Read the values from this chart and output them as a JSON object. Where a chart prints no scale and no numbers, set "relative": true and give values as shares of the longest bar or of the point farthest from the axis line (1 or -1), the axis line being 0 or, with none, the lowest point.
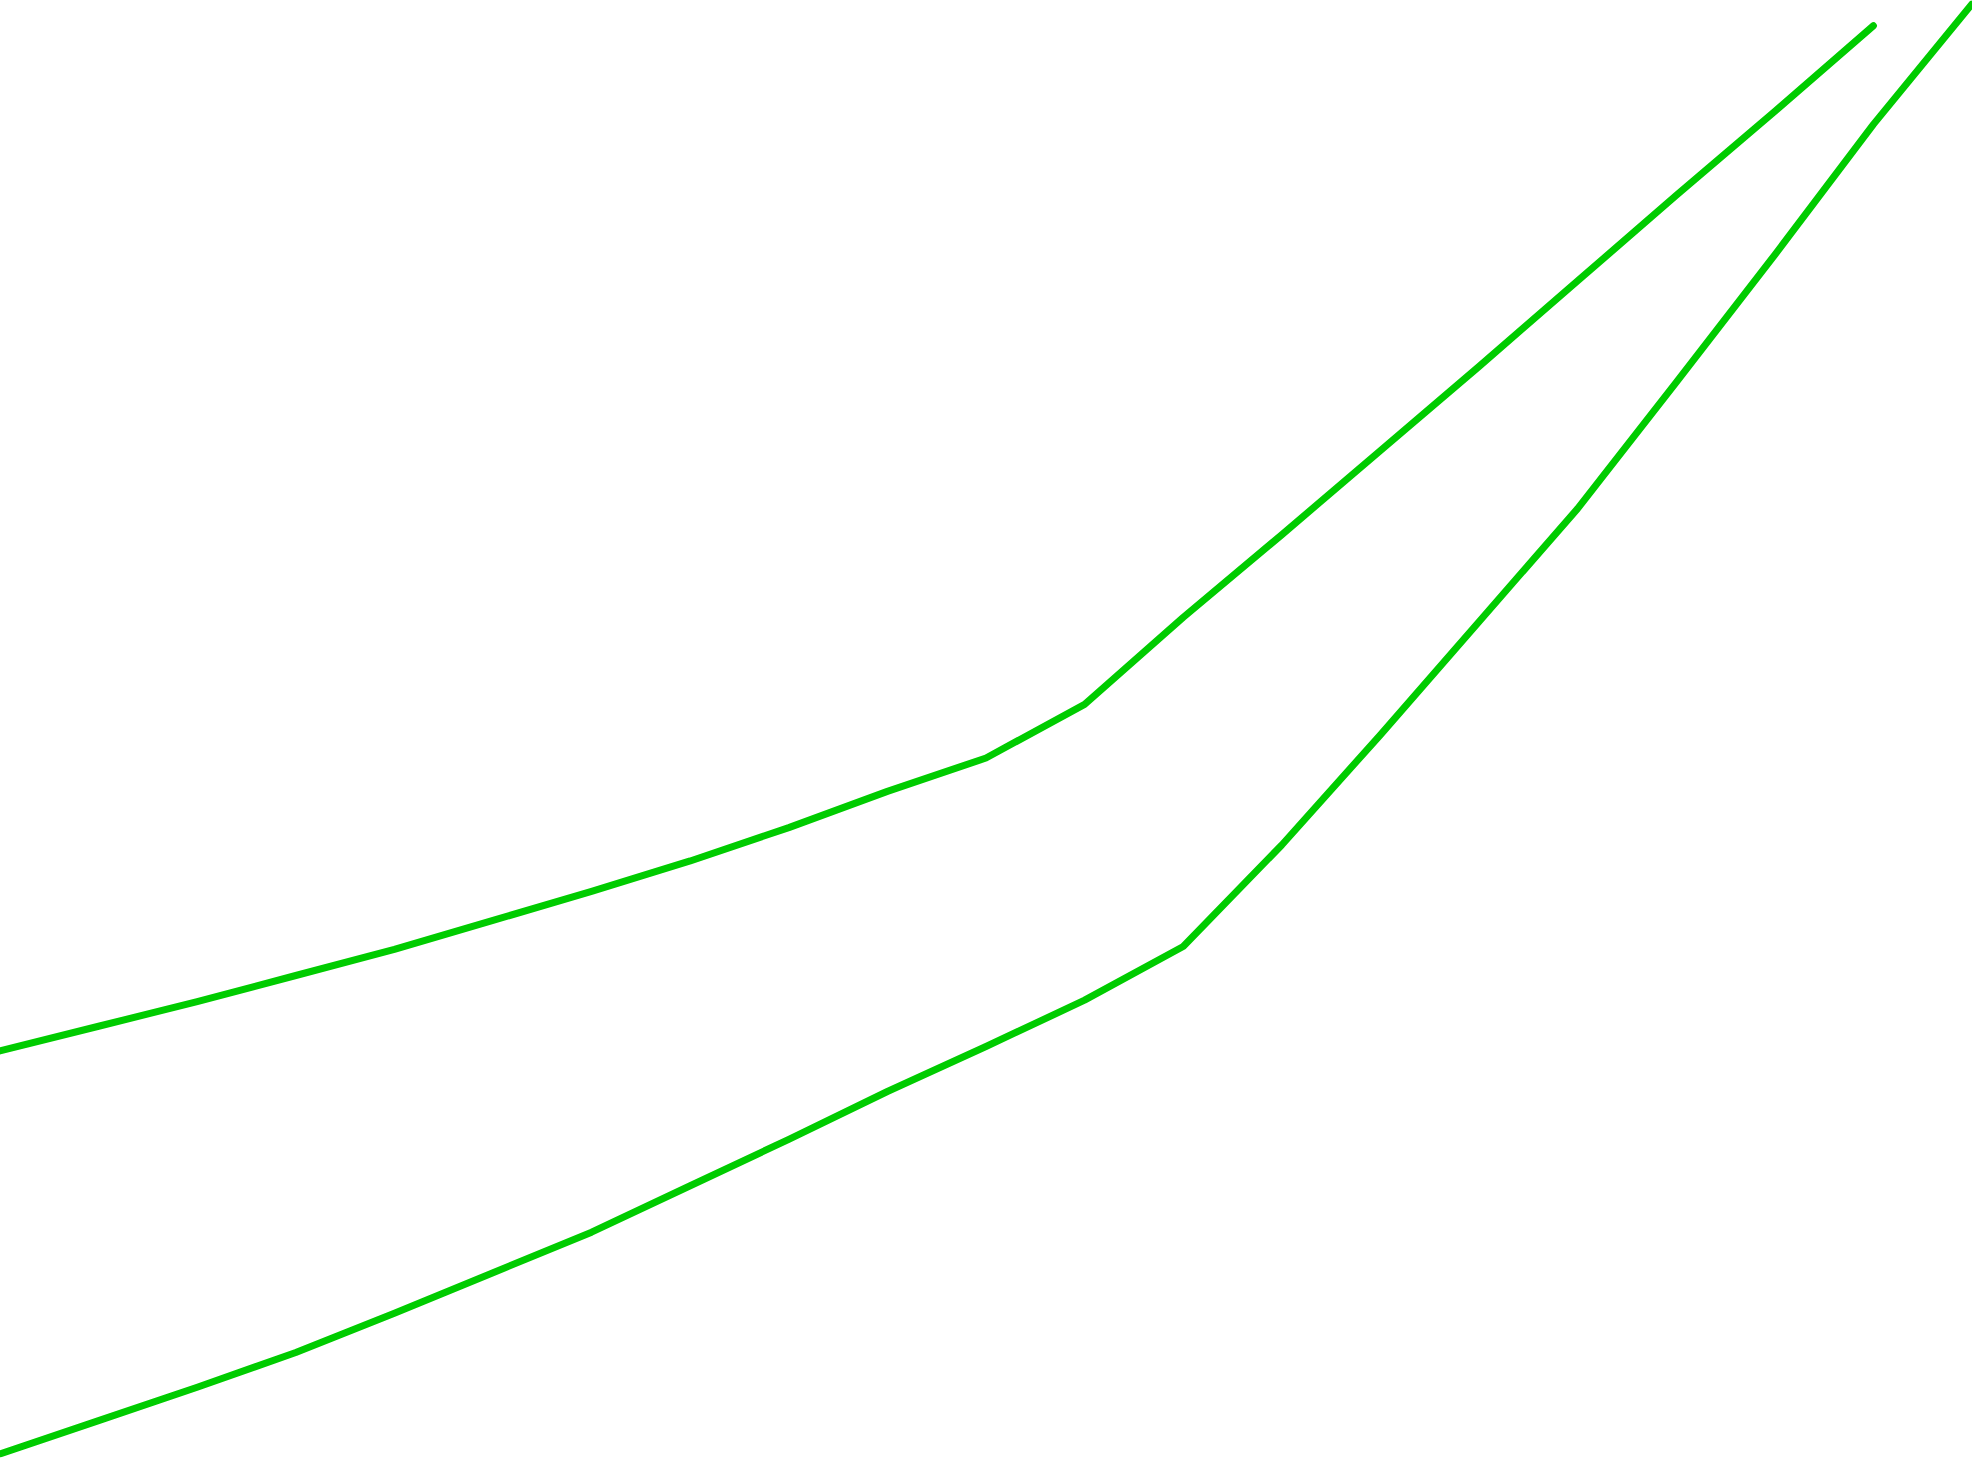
{
  "chart_data": {
    "type": "line",
    "relative": true,
    "marker": "none",
    "line_style": "solid",
    "categories": [
      null,
      null,
      null,
      null,
      null,
      null,
      null,
      null,
      null,
      null,
      null,
      null,
      null,
      null,
      null,
      null,
      null,
      null,
      null,
      null,
      null
    ],
    "series": [
      {
        "color": "#00cc00",
        "values": [
          0.278,
          0.295,
          0.312,
          0.33,
          0.348,
          0.368,
          0.388,
          0.409,
          0.432,
          0.457,
          0.48,
          0.517,
          0.577,
          0.634,
          0.692,
          0.75,
          0.809,
          0.868,
          0.926,
          0.985,
          null
        ]
      },
      {
        "color": "#00cc00",
        "values": [
          0,
          0.023,
          0.046,
          0.07,
          0.097,
          0.125,
          0.153,
          0.185,
          0.217,
          0.25,
          0.281,
          0.313,
          0.35,
          0.42,
          0.496,
          0.574,
          0.652,
          0.739,
          0.827,
          0.917,
          1
        ]
      }
    ]
  }
}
+===+
Your task is to reproduce all of the material exactly. The pictures stay out.

Read the values from this chart and output them as a JSON object. Where a chart prints no scale and no numbers, set "relative": true and give values as shares of the longest bar or of the point farthest from the axis line (1 or -1), the axis line being 0 or, with none, the lowest point.
{
  "chart_data": {
    "type": "line",
    "relative": true,
    "marker": "none",
    "line_style": "solid",
    "categories": [
      null,
      null,
      null,
      null,
      null,
      null,
      null,
      null,
      null,
      null,
      null,
      null,
      null,
      null,
      null,
      null,
      null,
      null,
      null,
      null,
      null
    ],
    "series": [
      {
        "color": "#00cc00",
        "values": [
          0.278,
          0.295,
          0.312,
          0.33,
          0.348,
          0.368,
          0.388,
          0.409,
          0.432,
          0.457,
          0.48,
          0.517,
          0.577,
          0.634,
          0.692,
          0.75,
          0.809,
          0.868,
          0.926,
          0.985,
          null
        ]
      },
      {
        "color": "#00cc00",
        "values": [
          0,
          0.023,
          0.046,
          0.07,
          0.097,
          0.125,
          0.153,
          0.185,
          0.217,
          0.25,
          0.281,
          0.313,
          0.35,
          0.42,
          0.496,
          0.574,
          0.652,
          0.739,
          0.827,
          0.917,
          1
        ]
      }
    ]
  }
}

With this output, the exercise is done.